WORK TO COMPLETE
Which lines below hold the word "vary"? Copy all of them.

[begin SOURCE RECORDS]

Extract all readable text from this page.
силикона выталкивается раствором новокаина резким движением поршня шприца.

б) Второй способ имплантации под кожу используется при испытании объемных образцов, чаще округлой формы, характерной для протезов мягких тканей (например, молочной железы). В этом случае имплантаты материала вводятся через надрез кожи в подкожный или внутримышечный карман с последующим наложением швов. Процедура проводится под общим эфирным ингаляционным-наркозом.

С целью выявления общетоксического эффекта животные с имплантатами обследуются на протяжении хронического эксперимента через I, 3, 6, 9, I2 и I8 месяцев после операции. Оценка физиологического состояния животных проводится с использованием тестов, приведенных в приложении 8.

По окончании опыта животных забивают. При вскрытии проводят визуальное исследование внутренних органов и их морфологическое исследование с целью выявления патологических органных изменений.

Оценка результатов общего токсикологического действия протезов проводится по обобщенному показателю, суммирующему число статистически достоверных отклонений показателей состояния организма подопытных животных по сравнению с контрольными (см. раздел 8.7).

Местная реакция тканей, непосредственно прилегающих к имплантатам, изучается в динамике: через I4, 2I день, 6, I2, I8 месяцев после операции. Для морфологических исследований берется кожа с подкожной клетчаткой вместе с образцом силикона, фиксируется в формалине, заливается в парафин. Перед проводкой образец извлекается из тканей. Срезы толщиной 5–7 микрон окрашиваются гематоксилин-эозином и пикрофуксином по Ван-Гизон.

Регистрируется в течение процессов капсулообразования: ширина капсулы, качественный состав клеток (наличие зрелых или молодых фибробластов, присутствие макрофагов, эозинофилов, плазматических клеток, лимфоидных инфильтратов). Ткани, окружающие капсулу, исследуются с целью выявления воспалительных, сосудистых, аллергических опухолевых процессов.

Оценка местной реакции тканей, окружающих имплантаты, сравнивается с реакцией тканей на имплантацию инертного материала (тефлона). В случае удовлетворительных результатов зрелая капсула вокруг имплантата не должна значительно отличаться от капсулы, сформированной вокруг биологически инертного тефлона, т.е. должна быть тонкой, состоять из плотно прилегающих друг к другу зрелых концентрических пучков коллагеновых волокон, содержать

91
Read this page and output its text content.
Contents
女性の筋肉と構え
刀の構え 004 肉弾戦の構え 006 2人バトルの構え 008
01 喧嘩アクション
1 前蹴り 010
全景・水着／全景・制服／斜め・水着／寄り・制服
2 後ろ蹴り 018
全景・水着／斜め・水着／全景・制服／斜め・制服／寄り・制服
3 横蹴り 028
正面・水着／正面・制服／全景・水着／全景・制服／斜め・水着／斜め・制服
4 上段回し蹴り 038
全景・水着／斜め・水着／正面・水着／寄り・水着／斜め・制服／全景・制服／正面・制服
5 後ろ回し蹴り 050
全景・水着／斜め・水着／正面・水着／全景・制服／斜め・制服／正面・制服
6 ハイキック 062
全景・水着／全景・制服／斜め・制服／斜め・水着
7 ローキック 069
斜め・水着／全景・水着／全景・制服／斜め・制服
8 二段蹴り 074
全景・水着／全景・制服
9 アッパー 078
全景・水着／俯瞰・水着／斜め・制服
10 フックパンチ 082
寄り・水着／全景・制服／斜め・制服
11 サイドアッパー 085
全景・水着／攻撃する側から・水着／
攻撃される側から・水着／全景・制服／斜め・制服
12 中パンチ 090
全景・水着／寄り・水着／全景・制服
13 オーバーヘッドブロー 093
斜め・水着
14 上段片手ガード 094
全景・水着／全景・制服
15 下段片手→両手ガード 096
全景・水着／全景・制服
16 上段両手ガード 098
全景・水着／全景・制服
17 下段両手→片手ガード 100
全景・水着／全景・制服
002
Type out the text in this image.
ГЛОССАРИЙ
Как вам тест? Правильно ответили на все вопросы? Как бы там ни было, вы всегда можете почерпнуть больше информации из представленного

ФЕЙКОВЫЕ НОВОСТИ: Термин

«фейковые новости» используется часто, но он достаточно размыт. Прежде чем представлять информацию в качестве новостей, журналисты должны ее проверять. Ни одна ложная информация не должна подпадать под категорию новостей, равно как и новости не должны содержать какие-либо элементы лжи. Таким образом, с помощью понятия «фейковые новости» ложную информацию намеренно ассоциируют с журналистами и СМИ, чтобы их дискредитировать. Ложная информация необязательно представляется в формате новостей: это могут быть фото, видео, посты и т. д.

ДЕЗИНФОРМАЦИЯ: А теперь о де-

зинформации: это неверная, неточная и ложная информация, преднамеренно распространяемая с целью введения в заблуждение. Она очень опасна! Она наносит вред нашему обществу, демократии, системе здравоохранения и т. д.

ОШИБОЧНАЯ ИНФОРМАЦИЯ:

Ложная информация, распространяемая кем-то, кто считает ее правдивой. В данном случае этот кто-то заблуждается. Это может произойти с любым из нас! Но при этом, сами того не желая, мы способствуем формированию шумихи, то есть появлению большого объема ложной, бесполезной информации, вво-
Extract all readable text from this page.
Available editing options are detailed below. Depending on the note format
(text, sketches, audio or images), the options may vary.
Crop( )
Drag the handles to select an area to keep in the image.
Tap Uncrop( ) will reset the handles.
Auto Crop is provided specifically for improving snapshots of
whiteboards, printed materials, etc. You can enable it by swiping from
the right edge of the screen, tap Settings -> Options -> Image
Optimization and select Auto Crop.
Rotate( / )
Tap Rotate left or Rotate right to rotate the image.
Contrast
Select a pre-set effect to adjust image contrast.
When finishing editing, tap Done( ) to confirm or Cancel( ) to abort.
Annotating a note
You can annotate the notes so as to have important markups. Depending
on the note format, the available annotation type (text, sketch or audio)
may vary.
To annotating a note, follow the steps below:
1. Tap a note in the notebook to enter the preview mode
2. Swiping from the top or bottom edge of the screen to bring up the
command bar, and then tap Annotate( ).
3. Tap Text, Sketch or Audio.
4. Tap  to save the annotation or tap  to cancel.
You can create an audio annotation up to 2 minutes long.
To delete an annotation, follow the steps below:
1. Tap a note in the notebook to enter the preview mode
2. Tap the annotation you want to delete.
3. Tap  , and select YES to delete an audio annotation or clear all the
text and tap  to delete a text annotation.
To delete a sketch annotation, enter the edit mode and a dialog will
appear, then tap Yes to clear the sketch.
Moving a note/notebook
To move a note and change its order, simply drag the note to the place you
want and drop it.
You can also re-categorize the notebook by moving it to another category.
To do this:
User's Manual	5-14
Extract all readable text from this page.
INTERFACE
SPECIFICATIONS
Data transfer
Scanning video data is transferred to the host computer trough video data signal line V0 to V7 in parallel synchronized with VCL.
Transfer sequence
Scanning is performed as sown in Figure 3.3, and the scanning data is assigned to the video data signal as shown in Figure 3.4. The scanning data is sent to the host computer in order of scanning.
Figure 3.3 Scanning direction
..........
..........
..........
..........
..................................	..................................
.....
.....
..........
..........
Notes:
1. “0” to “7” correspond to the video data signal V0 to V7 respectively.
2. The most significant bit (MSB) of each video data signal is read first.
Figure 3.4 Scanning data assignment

[end SOURCE RECORDS]

RESULT BELOW
(text, sketches, audio or images), the options may vary.
may vary.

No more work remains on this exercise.